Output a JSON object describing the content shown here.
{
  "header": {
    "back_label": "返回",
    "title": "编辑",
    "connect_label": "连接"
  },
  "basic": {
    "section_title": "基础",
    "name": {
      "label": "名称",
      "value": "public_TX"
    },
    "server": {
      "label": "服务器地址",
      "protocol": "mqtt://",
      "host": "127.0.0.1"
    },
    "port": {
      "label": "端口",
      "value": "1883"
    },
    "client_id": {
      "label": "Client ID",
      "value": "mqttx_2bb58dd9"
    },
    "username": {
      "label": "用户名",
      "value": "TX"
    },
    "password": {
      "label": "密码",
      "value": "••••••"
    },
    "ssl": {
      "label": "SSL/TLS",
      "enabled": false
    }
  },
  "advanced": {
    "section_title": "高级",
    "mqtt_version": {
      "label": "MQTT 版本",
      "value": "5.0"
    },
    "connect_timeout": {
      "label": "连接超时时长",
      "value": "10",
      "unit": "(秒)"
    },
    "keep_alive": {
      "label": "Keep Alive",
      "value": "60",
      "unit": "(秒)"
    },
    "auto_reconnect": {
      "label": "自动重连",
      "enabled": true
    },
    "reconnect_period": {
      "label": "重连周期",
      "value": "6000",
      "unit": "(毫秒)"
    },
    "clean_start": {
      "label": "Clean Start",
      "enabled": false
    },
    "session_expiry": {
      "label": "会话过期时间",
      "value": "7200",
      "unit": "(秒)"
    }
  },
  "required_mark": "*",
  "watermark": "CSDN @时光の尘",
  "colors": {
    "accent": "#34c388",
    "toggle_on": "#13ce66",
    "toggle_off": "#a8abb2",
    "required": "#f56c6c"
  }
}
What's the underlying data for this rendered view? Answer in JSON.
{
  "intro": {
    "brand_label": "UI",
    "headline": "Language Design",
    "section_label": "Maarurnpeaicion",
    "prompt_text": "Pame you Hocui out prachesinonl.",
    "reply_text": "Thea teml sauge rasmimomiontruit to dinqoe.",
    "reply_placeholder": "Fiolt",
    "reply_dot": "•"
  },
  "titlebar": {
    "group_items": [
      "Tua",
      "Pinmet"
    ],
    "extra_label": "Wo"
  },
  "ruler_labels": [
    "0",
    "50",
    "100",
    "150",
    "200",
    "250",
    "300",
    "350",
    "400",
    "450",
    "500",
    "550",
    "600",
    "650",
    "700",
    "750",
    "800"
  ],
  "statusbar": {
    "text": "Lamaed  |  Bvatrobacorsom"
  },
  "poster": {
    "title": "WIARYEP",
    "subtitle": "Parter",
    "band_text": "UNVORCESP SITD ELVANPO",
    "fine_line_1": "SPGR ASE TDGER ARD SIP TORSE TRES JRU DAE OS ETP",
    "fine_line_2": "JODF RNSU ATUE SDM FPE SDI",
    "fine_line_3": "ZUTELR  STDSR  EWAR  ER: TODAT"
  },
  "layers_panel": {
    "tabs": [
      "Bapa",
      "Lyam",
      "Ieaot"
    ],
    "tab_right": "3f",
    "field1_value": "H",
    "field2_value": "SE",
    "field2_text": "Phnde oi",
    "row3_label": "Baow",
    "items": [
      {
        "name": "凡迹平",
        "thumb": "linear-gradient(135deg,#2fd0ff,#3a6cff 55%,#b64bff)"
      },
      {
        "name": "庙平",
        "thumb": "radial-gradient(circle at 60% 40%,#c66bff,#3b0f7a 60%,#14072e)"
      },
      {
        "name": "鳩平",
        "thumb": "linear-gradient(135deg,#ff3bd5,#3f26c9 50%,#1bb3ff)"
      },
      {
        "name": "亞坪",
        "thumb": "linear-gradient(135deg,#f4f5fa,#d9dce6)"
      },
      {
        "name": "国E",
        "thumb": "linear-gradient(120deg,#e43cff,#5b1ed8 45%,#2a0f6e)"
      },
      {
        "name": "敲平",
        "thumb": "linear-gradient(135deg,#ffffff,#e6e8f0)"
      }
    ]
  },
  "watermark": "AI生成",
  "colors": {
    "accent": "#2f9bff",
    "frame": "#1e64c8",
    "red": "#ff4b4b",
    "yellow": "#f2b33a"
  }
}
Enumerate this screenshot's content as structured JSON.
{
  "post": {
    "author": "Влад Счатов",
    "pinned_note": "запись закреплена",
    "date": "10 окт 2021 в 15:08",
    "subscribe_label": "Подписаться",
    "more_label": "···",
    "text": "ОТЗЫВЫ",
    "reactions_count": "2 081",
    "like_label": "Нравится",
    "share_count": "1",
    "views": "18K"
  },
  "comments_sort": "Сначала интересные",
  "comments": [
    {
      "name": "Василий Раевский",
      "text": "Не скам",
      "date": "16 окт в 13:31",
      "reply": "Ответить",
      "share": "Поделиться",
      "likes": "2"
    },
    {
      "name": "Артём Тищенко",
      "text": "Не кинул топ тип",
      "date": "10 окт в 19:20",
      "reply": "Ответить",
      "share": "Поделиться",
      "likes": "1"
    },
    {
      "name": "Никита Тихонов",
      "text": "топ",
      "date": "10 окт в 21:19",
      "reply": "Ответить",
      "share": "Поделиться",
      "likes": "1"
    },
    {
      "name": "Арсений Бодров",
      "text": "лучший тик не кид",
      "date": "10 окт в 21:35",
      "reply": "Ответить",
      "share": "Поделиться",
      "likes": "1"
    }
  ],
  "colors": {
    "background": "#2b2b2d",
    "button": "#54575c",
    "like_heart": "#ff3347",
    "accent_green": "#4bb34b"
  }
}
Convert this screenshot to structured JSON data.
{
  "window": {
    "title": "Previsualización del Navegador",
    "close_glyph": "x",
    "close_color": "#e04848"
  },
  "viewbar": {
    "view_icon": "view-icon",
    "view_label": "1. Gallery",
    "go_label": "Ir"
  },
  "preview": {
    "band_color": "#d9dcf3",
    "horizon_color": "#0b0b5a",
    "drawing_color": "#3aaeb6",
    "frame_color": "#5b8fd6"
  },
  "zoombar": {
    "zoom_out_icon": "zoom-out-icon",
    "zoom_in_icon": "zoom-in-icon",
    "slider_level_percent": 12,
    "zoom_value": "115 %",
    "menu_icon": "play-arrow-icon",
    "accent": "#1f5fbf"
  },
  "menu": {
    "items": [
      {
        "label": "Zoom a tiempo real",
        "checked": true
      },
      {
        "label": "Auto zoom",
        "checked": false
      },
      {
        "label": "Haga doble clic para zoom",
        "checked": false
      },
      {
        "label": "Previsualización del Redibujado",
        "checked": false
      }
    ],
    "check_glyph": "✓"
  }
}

━━━━━━━━

AIM: Please set down the whole listing above without altering a single line.

SOLUTION TO THIS EXERCISE:
Output a JSON object describing the content shown here.
{
  "header": {
    "back_label": "返回",
    "title": "编辑",
    "connect_label": "连接"
  },
  "basic": {
    "section_title": "基础",
    "name": {
      "label": "名称",
      "value": "public_TX"
    },
    "server": {
      "label": "服务器地址",
      "protocol": "mqtt://",
      "host": "127.0.0.1"
    },
    "port": {
      "label": "端口",
      "value": "1883"
    },
    "client_id": {
      "label": "Client ID",
      "value": "mqttx_2bb58dd9"
    },
    "username": {
      "label": "用户名",
      "value": "TX"
    },
    "password": {
      "label": "密码",
      "value": "••••••"
    },
    "ssl": {
      "label": "SSL/TLS",
      "enabled": false
    }
  },
  "advanced": {
    "section_title": "高级",
    "mqtt_version": {
      "label": "MQTT 版本",
      "value": "5.0"
    },
    "connect_timeout": {
      "label": "连接超时时长",
      "value": "10",
      "unit": "(秒)"
    },
    "keep_alive": {
      "label": "Keep Alive",
      "value": "60",
      "unit": "(秒)"
    },
    "auto_reconnect": {
      "label": "自动重连",
      "enabled": true
    },
    "reconnect_period": {
      "label": "重连周期",
      "value": "6000",
      "unit": "(毫秒)"
    },
    "clean_start": {
      "label": "Clean Start",
      "enabled": false
    },
    "session_expiry": {
      "label": "会话过期时间",
      "value": "7200",
      "unit": "(秒)"
    }
  },
  "required_mark": "*",
  "watermark": "CSDN @时光の尘",
  "colors": {
    "accent": "#34c388",
    "toggle_on": "#13ce66",
    "toggle_off": "#a8abb2",
    "required": "#f56c6c"
  }
}
What's the underlying data for this rendered view? Answer in JSON.
{
  "intro": {
    "brand_label": "UI",
    "headline": "Language Design",
    "section_label": "Maarurnpeaicion",
    "prompt_text": "Pame you Hocui out prachesinonl.",
    "reply_text": "Thea teml sauge rasmimomiontruit to dinqoe.",
    "reply_placeholder": "Fiolt",
    "reply_dot": "•"
  },
  "titlebar": {
    "group_items": [
      "Tua",
      "Pinmet"
    ],
    "extra_label": "Wo"
  },
  "ruler_labels": [
    "0",
    "50",
    "100",
    "150",
    "200",
    "250",
    "300",
    "350",
    "400",
    "450",
    "500",
    "550",
    "600",
    "650",
    "700",
    "750",
    "800"
  ],
  "statusbar": {
    "text": "Lamaed  |  Bvatrobacorsom"
  },
  "poster": {
    "title": "WIARYEP",
    "subtitle": "Parter",
    "band_text": "UNVORCESP SITD ELVANPO",
    "fine_line_1": "SPGR ASE TDGER ARD SIP TORSE TRES JRU DAE OS ETP",
    "fine_line_2": "JODF RNSU ATUE SDM FPE SDI",
    "fine_line_3": "ZUTELR  STDSR  EWAR  ER: TODAT"
  },
  "layers_panel": {
    "tabs": [
      "Bapa",
      "Lyam",
      "Ieaot"
    ],
    "tab_right": "3f",
    "field1_value": "H",
    "field2_value": "SE",
    "field2_text": "Phnde oi",
    "row3_label": "Baow",
    "items": [
      {
        "name": "凡迹平",
        "thumb": "linear-gradient(135deg,#2fd0ff,#3a6cff 55%,#b64bff)"
      },
      {
        "name": "庙平",
        "thumb": "radial-gradient(circle at 60% 40%,#c66bff,#3b0f7a 60%,#14072e)"
      },
      {
        "name": "鳩平",
        "thumb": "linear-gradient(135deg,#ff3bd5,#3f26c9 50%,#1bb3ff)"
      },
      {
        "name": "亞坪",
        "thumb": "linear-gradient(135deg,#f4f5fa,#d9dce6)"
      },
      {
        "name": "国E",
        "thumb": "linear-gradient(120deg,#e43cff,#5b1ed8 45%,#2a0f6e)"
      },
      {
        "name": "敲平",
        "thumb": "linear-gradient(135deg,#ffffff,#e6e8f0)"
      }
    ]
  },
  "watermark": "AI生成",
  "colors": {
    "accent": "#2f9bff",
    "frame": "#1e64c8",
    "red": "#ff4b4b",
    "yellow": "#f2b33a"
  }
}
Enumerate this screenshot's content as structured JSON.
{
  "post": {
    "author": "Влад Счатов",
    "pinned_note": "запись закреплена",
    "date": "10 окт 2021 в 15:08",
    "subscribe_label": "Подписаться",
    "more_label": "···",
    "text": "ОТЗЫВЫ",
    "reactions_count": "2 081",
    "like_label": "Нравится",
    "share_count": "1",
    "views": "18K"
  },
  "comments_sort": "Сначала интересные",
  "comments": [
    {
      "name": "Василий Раевский",
      "text": "Не скам",
      "date": "16 окт в 13:31",
      "reply": "Ответить",
      "share": "Поделиться",
      "likes": "2"
    },
    {
      "name": "Артём Тищенко",
      "text": "Не кинул топ тип",
      "date": "10 окт в 19:20",
      "reply": "Ответить",
      "share": "Поделиться",
      "likes": "1"
    },
    {
      "name": "Никита Тихонов",
      "text": "топ",
      "date": "10 окт в 21:19",
      "reply": "Ответить",
      "share": "Поделиться",
      "likes": "1"
    },
    {
      "name": "Арсений Бодров",
      "text": "лучший тик не кид",
      "date": "10 окт в 21:35",
      "reply": "Ответить",
      "share": "Поделиться",
      "likes": "1"
    }
  ],
  "colors": {
    "background": "#2b2b2d",
    "button": "#54575c",
    "like_heart": "#ff3347",
    "accent_green": "#4bb34b"
  }
}
Convert this screenshot to structured JSON data.
{
  "window": {
    "title": "Previsualización del Navegador",
    "close_glyph": "x",
    "close_color": "#e04848"
  },
  "viewbar": {
    "view_icon": "view-icon",
    "view_label": "1. Gallery",
    "go_label": "Ir"
  },
  "preview": {
    "band_color": "#d9dcf3",
    "horizon_color": "#0b0b5a",
    "drawing_color": "#3aaeb6",
    "frame_color": "#5b8fd6"
  },
  "zoombar": {
    "zoom_out_icon": "zoom-out-icon",
    "zoom_in_icon": "zoom-in-icon",
    "slider_level_percent": 12,
    "zoom_value": "115 %",
    "menu_icon": "play-arrow-icon",
    "accent": "#1f5fbf"
  },
  "menu": {
    "items": [
      {
        "label": "Zoom a tiempo real",
        "checked": true
      },
      {
        "label": "Auto zoom",
        "checked": false
      },
      {
        "label": "Haga doble clic para zoom",
        "checked": false
      },
      {
        "label": "Previsualización del Redibujado",
        "checked": false
      }
    ],
    "check_glyph": "✓"
  }
}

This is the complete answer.